TASK INSTRUCTIONS:
Type out the complete listing below word for word, without its pictures.

Saved entries

───

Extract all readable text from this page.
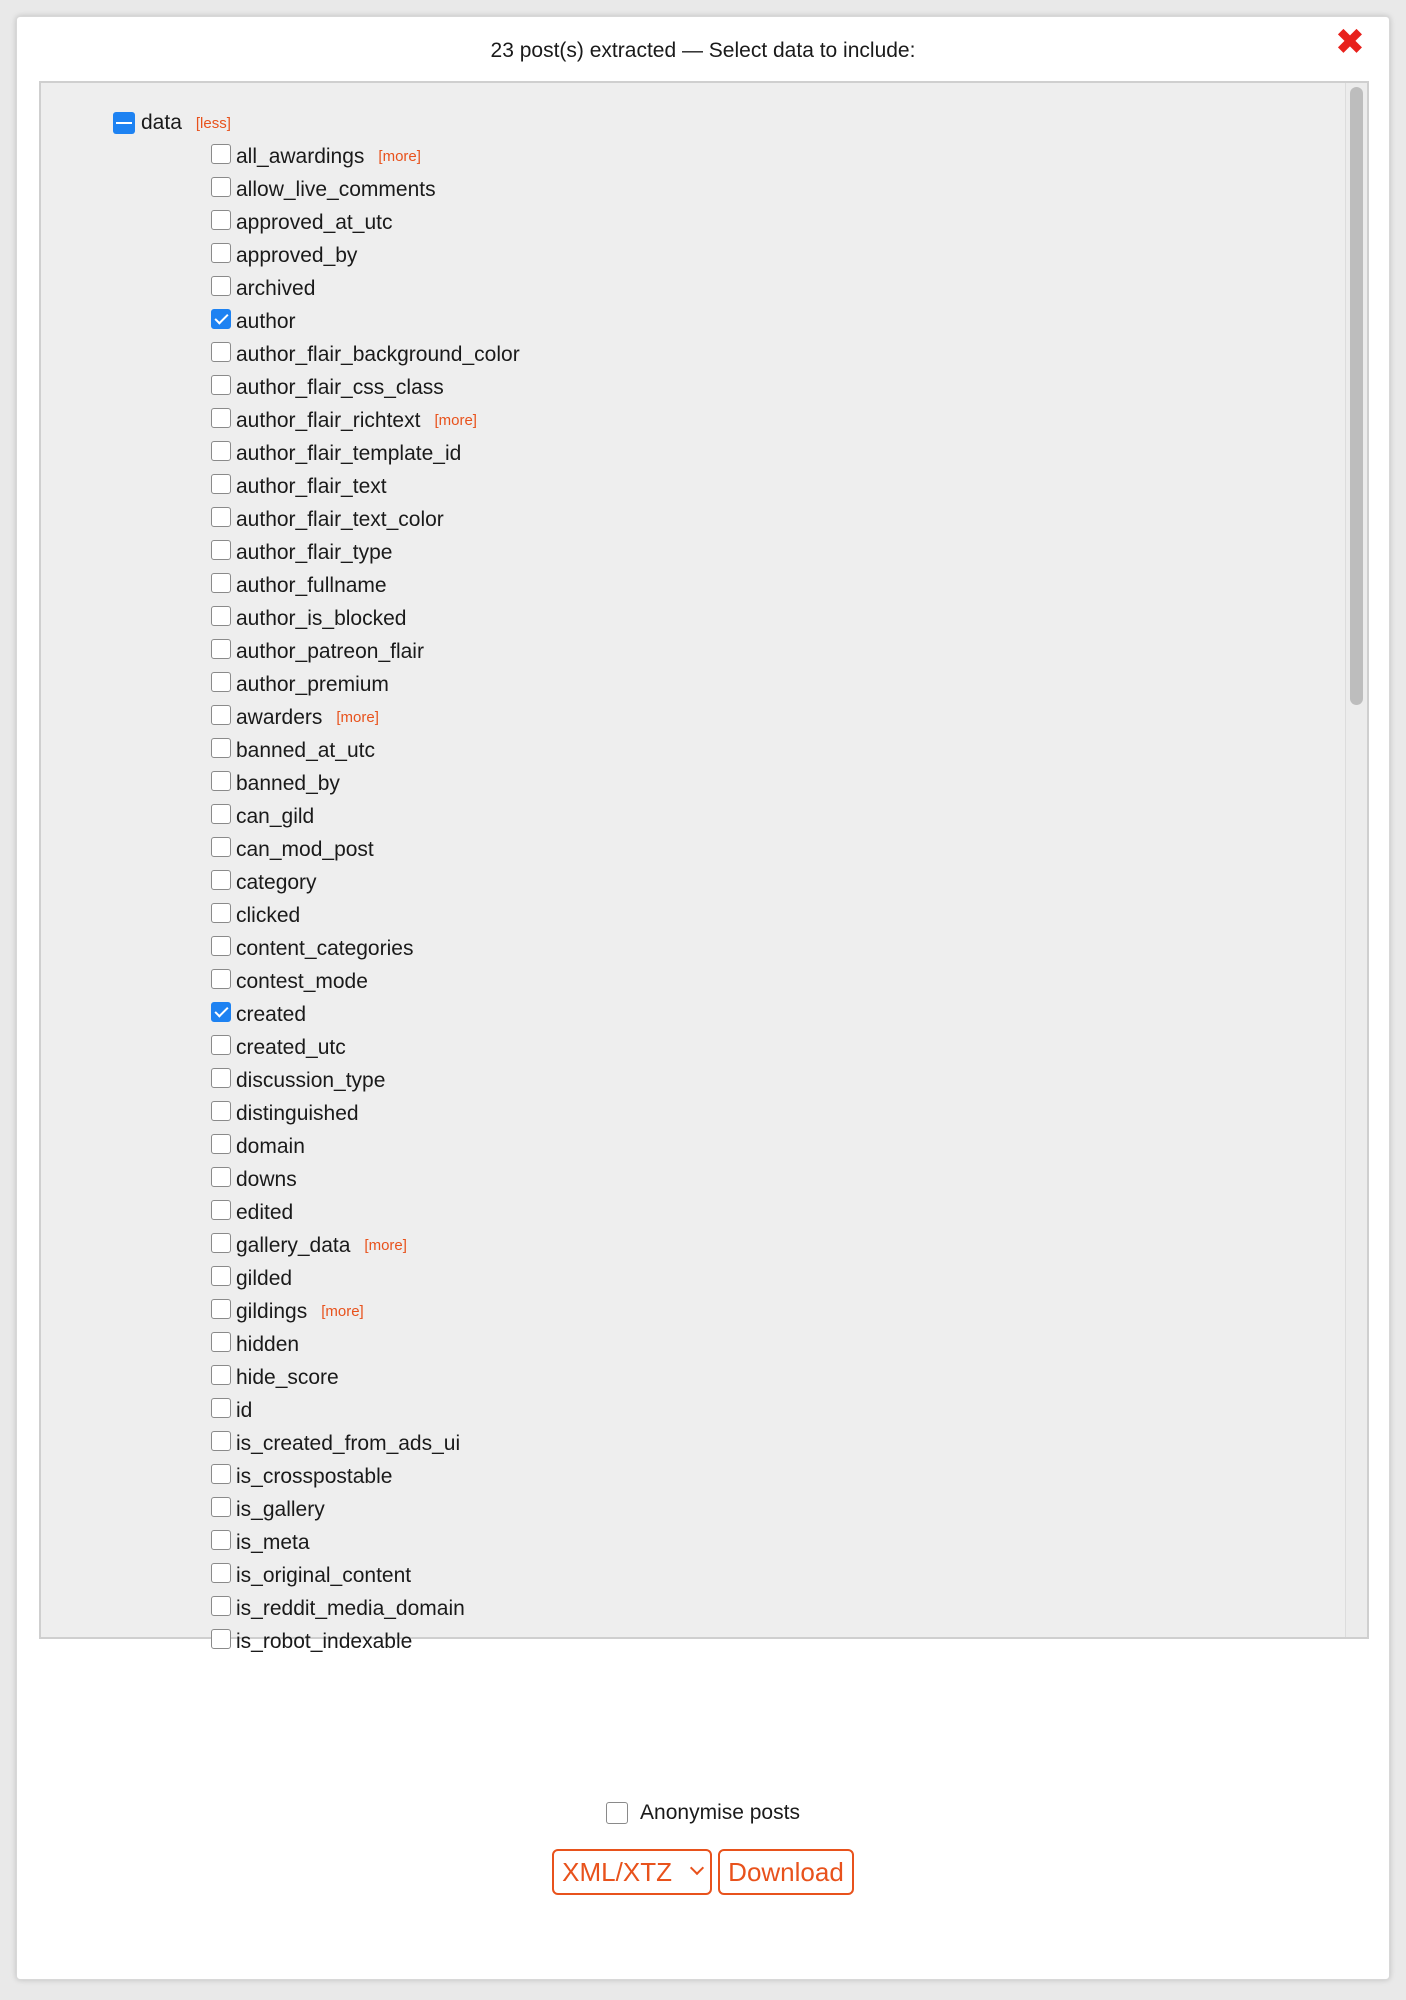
✖
23 post(s) extracted — Select data to include:
data [less]
all_awardings [more]
allow_live_comments
approved_at_utc
approved_by
archived
author
author_flair_background_color
author_flair_css_class
author_flair_richtext [more]
author_flair_template_id
author_flair_text
author_flair_text_color
author_flair_type
author_fullname
author_is_blocked
author_patreon_flair
author_premium
awarders [more]
banned_at_utc
banned_by
can_gild
can_mod_post
category
clicked
content_categories
contest_mode
created
created_utc
discussion_type
distinguished
domain
downs
edited
gallery_data [more]
gilded
gildings [more]
hidden
hide_score
id
is_created_from_ads_ui
is_crosspostable
is_gallery
is_meta
is_original_content
is_reddit_media_domain
is_robot_indexable
Anonymise posts
XML/XTZ	Download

───

THE SOLUTION:
Extract all readable text from this page.
✖
23 post(s) extracted — Select data to include:
data [less]
all_awardings [more]
allow_live_comments
approved_at_utc
approved_by
archived
author
author_flair_background_color
author_flair_css_class
author_flair_richtext [more]
author_flair_template_id
author_flair_text
author_flair_text_color
author_flair_type
author_fullname
author_is_blocked
author_patreon_flair
author_premium
awarders [more]
banned_at_utc
banned_by
can_gild
can_mod_post
category
clicked
content_categories
contest_mode
created
created_utc
discussion_type
distinguished
domain
downs
edited
gallery_data [more]
gilded
gildings [more]
hidden
hide_score
id
is_created_from_ads_ui
is_crosspostable
is_gallery
is_meta
is_original_content
is_reddit_media_domain
is_robot_indexable
Anonymise posts
XML/XTZ	Download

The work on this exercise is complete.